What is asked =>
Restate the data below word for word. Skip any images it contains.

--- Start of Supplied records ---

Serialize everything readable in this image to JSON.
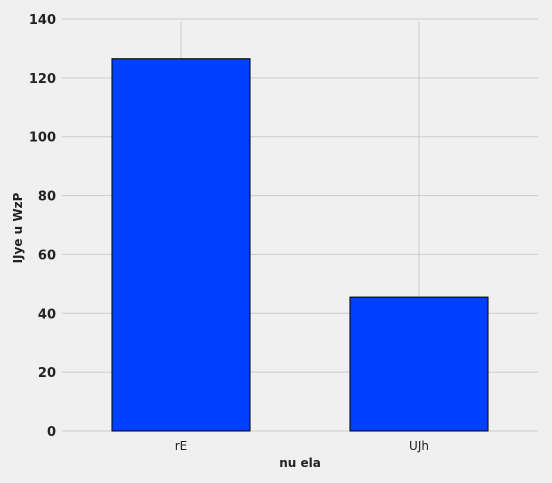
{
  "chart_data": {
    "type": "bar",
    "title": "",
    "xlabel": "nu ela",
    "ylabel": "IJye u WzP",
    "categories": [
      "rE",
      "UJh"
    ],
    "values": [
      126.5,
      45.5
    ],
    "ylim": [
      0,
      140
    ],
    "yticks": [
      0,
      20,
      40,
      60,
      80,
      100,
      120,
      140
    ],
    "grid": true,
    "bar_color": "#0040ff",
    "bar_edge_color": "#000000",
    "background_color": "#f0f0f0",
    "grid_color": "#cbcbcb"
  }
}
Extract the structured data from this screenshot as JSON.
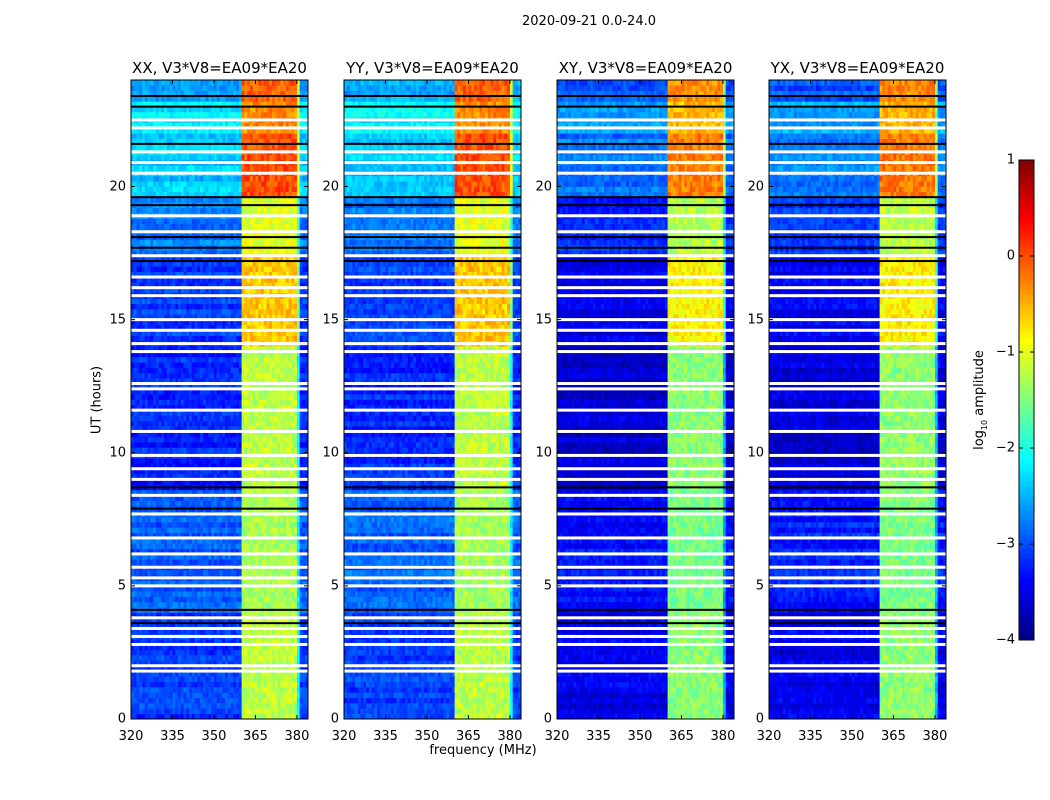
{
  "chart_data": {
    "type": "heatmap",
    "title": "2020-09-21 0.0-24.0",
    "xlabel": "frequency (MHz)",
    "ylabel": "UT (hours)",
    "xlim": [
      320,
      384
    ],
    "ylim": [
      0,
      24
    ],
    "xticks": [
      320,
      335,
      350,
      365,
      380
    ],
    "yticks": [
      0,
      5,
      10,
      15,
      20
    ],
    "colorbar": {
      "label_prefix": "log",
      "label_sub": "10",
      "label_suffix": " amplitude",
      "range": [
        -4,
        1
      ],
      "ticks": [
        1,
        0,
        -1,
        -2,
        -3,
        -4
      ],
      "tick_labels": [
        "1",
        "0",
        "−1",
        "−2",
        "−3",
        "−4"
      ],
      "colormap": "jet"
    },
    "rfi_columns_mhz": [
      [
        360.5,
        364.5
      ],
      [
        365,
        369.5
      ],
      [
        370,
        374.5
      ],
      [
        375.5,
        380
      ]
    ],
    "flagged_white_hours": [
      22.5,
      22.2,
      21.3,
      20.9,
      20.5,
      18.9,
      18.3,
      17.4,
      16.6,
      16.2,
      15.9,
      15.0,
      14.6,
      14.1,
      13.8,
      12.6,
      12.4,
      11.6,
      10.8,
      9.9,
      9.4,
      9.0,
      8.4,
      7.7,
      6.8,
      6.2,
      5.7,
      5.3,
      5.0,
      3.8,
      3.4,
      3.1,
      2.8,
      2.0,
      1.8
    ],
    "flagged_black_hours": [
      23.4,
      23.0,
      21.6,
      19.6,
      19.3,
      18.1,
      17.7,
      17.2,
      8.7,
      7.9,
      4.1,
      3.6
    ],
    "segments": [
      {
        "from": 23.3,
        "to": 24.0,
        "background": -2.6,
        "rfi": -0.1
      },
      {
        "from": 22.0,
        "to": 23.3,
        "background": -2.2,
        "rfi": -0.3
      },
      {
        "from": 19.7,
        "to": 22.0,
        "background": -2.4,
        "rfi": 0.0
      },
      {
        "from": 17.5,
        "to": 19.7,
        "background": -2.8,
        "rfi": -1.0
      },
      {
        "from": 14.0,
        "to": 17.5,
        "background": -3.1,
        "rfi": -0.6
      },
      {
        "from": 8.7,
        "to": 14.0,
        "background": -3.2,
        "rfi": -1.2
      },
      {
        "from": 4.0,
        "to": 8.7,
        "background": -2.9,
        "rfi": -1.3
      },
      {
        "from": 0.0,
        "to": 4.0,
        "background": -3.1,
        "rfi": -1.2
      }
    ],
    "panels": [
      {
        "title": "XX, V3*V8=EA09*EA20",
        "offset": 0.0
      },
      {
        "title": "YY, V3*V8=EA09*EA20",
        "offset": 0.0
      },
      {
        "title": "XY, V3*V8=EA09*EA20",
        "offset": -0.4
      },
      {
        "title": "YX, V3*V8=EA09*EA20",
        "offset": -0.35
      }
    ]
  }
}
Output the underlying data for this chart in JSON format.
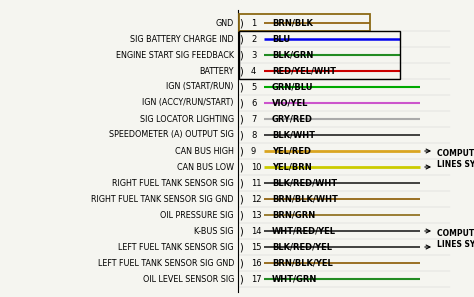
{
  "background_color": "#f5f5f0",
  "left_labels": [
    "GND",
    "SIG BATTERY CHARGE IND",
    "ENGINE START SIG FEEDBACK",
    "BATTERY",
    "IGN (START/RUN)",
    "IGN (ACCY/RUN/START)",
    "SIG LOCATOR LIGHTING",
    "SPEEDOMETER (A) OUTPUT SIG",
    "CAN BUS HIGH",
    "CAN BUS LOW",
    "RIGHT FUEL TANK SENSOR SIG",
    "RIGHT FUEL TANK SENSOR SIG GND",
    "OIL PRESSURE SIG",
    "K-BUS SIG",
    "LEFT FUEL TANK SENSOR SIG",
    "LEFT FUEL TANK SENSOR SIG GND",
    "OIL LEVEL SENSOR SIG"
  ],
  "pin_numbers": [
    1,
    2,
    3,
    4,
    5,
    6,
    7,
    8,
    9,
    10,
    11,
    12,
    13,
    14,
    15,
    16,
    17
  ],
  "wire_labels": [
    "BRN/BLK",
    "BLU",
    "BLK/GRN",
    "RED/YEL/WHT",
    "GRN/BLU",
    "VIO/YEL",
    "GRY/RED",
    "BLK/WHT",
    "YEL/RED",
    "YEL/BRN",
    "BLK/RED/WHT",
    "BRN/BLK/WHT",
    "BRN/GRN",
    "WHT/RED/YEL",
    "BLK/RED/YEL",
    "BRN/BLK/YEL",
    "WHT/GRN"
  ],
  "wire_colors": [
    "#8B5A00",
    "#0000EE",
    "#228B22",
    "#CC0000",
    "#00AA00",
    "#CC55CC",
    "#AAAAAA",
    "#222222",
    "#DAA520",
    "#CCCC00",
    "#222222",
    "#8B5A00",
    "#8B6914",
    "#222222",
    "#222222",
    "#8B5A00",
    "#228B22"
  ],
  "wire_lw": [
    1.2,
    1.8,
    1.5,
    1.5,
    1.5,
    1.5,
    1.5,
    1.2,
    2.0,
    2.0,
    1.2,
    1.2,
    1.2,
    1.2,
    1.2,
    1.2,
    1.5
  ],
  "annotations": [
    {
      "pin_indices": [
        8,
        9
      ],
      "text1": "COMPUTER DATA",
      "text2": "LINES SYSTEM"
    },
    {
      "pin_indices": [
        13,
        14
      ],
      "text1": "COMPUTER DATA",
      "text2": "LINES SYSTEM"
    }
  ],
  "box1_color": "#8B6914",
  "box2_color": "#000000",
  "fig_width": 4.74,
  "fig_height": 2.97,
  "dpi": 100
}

--- End of Supplied records ---

Reply =>
Serialize everything readable in this image to JSON.
{
  "chart_data": {
    "type": "bar",
    "title": "",
    "xlabel": "nu ela",
    "ylabel": "IJye u WzP",
    "categories": [
      "rE",
      "UJh"
    ],
    "values": [
      126.5,
      45.5
    ],
    "ylim": [
      0,
      140
    ],
    "yticks": [
      0,
      20,
      40,
      60,
      80,
      100,
      120,
      140
    ],
    "grid": true,
    "bar_color": "#0040ff",
    "bar_edge_color": "#000000",
    "background_color": "#f0f0f0",
    "grid_color": "#cbcbcb"
  }
}
Extract the structured data from this screenshot as JSON.
{
  "chart_data": {
    "type": "heatmap",
    "title": "2020-09-21 0.0-24.0",
    "xlabel": "frequency (MHz)",
    "ylabel": "UT (hours)",
    "xlim": [
      320,
      384
    ],
    "ylim": [
      0,
      24
    ],
    "xticks": [
      320,
      335,
      350,
      365,
      380
    ],
    "yticks": [
      0,
      5,
      10,
      15,
      20
    ],
    "colorbar": {
      "label_prefix": "log",
      "label_sub": "10",
      "label_suffix": " amplitude",
      "range": [
        -4,
        1
      ],
      "ticks": [
        1,
        0,
        -1,
        -2,
        -3,
        -4
      ],
      "tick_labels": [
        "1",
        "0",
        "−1",
        "−2",
        "−3",
        "−4"
      ],
      "colormap": "jet"
    },
    "rfi_columns_mhz": [
      [
        360.5,
        364.5
      ],
      [
        365,
        369.5
      ],
      [
        370,
        374.5
      ],
      [
        375.5,
        380
      ]
    ],
    "flagged_white_hours": [
      22.5,
      22.2,
      21.3,
      20.9,
      20.5,
      18.9,
      18.3,
      17.4,
      16.6,
      16.2,
      15.9,
      15.0,
      14.6,
      14.1,
      13.8,
      12.6,
      12.4,
      11.6,
      10.8,
      9.9,
      9.4,
      9.0,
      8.4,
      7.7,
      6.8,
      6.2,
      5.7,
      5.3,
      5.0,
      3.8,
      3.4,
      3.1,
      2.8,
      2.0,
      1.8
    ],
    "flagged_black_hours": [
      23.4,
      23.0,
      21.6,
      19.6,
      19.3,
      18.1,
      17.7,
      17.2,
      8.7,
      7.9,
      4.1,
      3.6
    ],
    "segments": [
      {
        "from": 23.3,
        "to": 24.0,
        "background": -2.6,
        "rfi": -0.1
      },
      {
        "from": 22.0,
        "to": 23.3,
        "background": -2.2,
        "rfi": -0.3
      },
      {
        "from": 19.7,
        "to": 22.0,
        "background": -2.4,
        "rfi": 0.0
      },
      {
        "from": 17.5,
        "to": 19.7,
        "background": -2.8,
        "rfi": -1.0
      },
      {
        "from": 14.0,
        "to": 17.5,
        "background": -3.1,
        "rfi": -0.6
      },
      {
        "from": 8.7,
        "to": 14.0,
        "background": -3.2,
        "rfi": -1.2
      },
      {
        "from": 4.0,
        "to": 8.7,
        "background": -2.9,
        "rfi": -1.3
      },
      {
        "from": 0.0,
        "to": 4.0,
        "background": -3.1,
        "rfi": -1.2
      }
    ],
    "panels": [
      {
        "title": "XX, V3*V8=EA09*EA20",
        "offset": 0.0
      },
      {
        "title": "YY, V3*V8=EA09*EA20",
        "offset": 0.0
      },
      {
        "title": "XY, V3*V8=EA09*EA20",
        "offset": -0.4
      },
      {
        "title": "YX, V3*V8=EA09*EA20",
        "offset": -0.35
      }
    ]
  }
}
Output the underlying data for this chart in JSON format.
{
  "background_color": "#f5f5f0",
  "left_labels": [
    "GND",
    "SIG BATTERY CHARGE IND",
    "ENGINE START SIG FEEDBACK",
    "BATTERY",
    "IGN (START/RUN)",
    "IGN (ACCY/RUN/START)",
    "SIG LOCATOR LIGHTING",
    "SPEEDOMETER (A) OUTPUT SIG",
    "CAN BUS HIGH",
    "CAN BUS LOW",
    "RIGHT FUEL TANK SENSOR SIG",
    "RIGHT FUEL TANK SENSOR SIG GND",
    "OIL PRESSURE SIG",
    "K-BUS SIG",
    "LEFT FUEL TANK SENSOR SIG",
    "LEFT FUEL TANK SENSOR SIG GND",
    "OIL LEVEL SENSOR SIG"
  ],
  "pin_numbers": [
    1,
    2,
    3,
    4,
    5,
    6,
    7,
    8,
    9,
    10,
    11,
    12,
    13,
    14,
    15,
    16,
    17
  ],
  "wire_labels": [
    "BRN/BLK",
    "BLU",
    "BLK/GRN",
    "RED/YEL/WHT",
    "GRN/BLU",
    "VIO/YEL",
    "GRY/RED",
    "BLK/WHT",
    "YEL/RED",
    "YEL/BRN",
    "BLK/RED/WHT",
    "BRN/BLK/WHT",
    "BRN/GRN",
    "WHT/RED/YEL",
    "BLK/RED/YEL",
    "BRN/BLK/YEL",
    "WHT/GRN"
  ],
  "wire_colors": [
    "#8B5A00",
    "#0000EE",
    "#228B22",
    "#CC0000",
    "#00AA00",
    "#CC55CC",
    "#AAAAAA",
    "#222222",
    "#DAA520",
    "#CCCC00",
    "#222222",
    "#8B5A00",
    "#8B6914",
    "#222222",
    "#222222",
    "#8B5A00",
    "#228B22"
  ],
  "wire_lw": [
    1.2,
    1.8,
    1.5,
    1.5,
    1.5,
    1.5,
    1.5,
    1.2,
    2.0,
    2.0,
    1.2,
    1.2,
    1.2,
    1.2,
    1.2,
    1.2,
    1.5
  ],
  "annotations": [
    {
      "pin_indices": [
        8,
        9
      ],
      "text1": "COMPUTER DATA",
      "text2": "LINES SYSTEM"
    },
    {
      "pin_indices": [
        13,
        14
      ],
      "text1": "COMPUTER DATA",
      "text2": "LINES SYSTEM"
    }
  ],
  "box1_color": "#8B6914",
  "box2_color": "#000000",
  "fig_width": 4.74,
  "fig_height": 2.97,
  "dpi": 100
}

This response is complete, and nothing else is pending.